— Start of INFORMATION PROVIDED —
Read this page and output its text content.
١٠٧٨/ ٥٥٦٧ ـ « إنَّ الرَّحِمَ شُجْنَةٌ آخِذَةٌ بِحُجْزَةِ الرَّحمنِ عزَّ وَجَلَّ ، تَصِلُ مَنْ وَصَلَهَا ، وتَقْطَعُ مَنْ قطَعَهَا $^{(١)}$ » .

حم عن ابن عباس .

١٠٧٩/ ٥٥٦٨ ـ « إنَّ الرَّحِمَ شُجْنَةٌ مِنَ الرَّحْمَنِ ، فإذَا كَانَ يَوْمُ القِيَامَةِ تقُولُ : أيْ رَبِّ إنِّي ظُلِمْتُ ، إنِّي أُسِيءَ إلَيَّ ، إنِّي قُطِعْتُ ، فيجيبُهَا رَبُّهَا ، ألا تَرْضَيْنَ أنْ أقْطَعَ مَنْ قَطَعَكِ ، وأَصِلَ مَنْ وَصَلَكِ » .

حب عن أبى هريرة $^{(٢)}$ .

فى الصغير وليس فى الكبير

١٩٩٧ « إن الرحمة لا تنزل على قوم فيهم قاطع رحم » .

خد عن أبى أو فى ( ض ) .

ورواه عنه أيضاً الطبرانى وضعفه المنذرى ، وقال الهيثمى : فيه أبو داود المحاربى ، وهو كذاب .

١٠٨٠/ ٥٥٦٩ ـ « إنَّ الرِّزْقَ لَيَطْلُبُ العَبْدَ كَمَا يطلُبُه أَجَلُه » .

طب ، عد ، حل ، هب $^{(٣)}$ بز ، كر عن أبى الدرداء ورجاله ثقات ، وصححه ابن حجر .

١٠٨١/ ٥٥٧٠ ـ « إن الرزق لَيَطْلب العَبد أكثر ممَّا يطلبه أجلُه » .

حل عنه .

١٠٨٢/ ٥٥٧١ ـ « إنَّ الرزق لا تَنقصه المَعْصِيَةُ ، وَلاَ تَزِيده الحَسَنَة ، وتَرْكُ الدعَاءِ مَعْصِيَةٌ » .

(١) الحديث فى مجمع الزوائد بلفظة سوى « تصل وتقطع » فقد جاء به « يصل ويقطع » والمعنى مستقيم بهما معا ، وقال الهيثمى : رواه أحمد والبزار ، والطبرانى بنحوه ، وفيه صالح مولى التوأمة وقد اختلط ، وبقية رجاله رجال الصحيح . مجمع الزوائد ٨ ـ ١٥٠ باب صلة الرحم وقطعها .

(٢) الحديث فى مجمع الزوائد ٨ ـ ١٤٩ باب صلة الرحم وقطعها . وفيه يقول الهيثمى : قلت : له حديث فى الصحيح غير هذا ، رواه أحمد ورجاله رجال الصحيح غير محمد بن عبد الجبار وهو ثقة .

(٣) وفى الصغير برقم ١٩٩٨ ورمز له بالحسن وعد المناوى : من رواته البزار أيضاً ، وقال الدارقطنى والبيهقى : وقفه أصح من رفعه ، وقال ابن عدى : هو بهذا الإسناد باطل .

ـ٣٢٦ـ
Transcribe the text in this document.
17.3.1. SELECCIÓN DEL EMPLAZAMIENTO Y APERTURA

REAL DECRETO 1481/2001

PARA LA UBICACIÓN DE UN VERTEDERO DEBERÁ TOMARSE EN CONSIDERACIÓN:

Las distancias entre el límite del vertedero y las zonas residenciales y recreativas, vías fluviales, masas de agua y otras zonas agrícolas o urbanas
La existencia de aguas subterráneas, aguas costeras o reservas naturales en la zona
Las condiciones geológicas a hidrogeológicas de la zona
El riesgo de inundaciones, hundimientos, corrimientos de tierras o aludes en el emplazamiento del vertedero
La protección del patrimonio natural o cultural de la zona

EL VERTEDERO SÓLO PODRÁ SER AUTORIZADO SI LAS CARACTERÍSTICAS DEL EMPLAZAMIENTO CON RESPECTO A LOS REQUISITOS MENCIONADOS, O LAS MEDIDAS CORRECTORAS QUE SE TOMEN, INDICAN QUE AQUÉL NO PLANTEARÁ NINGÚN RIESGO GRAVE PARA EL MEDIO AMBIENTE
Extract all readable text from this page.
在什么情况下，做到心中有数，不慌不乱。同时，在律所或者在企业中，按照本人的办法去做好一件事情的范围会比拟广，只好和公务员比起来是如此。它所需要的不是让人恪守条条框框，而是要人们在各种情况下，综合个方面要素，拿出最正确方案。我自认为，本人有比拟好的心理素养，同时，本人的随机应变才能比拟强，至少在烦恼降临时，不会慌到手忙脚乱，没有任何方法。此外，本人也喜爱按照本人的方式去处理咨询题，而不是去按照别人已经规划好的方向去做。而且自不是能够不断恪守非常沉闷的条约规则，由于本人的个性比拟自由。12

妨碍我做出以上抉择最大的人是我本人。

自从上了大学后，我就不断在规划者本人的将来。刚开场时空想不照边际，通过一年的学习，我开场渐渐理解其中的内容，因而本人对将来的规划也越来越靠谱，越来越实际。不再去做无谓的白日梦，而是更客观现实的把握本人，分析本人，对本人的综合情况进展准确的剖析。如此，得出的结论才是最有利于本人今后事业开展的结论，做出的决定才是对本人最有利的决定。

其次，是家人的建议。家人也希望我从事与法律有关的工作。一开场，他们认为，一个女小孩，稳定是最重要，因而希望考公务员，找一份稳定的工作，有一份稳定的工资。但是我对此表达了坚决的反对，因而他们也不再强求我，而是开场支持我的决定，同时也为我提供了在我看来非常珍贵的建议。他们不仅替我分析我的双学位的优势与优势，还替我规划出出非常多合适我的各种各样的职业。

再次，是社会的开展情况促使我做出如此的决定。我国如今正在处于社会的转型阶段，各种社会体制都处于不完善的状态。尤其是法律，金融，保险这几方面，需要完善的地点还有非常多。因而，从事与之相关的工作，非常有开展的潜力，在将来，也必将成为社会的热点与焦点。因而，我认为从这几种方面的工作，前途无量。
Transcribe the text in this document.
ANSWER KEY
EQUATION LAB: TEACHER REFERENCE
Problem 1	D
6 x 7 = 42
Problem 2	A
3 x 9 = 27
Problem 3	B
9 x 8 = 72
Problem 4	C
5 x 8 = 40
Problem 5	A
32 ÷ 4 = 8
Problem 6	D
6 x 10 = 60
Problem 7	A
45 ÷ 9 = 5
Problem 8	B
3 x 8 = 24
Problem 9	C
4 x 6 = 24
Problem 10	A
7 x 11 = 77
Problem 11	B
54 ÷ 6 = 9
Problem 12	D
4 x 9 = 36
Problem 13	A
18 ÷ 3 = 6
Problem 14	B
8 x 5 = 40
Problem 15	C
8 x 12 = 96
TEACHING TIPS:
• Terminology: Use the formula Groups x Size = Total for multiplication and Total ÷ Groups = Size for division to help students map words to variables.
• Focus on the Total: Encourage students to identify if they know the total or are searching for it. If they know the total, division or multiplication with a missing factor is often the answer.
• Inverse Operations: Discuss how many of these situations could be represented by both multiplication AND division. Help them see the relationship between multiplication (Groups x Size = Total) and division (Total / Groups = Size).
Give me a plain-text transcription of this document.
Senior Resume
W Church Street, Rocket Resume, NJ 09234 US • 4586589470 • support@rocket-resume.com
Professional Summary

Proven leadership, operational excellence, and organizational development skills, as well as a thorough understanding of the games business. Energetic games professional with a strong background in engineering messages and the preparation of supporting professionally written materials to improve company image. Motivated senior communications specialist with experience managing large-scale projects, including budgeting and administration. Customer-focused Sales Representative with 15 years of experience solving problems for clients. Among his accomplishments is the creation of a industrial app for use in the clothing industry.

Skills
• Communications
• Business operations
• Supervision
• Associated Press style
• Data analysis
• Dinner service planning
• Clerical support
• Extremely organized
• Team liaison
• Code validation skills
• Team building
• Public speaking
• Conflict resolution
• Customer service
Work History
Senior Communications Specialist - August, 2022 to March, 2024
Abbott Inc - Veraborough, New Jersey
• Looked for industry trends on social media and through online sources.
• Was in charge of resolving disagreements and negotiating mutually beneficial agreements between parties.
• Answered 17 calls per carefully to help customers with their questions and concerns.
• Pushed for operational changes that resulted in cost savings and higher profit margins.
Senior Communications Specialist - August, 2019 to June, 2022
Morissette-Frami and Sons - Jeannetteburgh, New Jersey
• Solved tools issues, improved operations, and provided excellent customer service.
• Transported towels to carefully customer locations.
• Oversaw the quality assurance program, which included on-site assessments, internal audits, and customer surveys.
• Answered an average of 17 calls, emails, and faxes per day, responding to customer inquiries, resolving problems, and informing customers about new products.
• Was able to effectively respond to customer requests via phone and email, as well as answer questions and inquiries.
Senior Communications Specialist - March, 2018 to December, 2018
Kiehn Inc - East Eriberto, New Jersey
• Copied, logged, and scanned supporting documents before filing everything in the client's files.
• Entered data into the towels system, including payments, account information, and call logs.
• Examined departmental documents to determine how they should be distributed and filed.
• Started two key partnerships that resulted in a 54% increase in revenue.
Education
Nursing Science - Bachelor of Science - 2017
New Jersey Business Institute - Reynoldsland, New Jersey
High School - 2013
— End of INFORMATION PROVIDED —
### TASK OBJECTIVE
Find the lines holding "page" and list every one.

### WORKED ANSWER
Read this page and output its text content.
Extract all readable text from this page.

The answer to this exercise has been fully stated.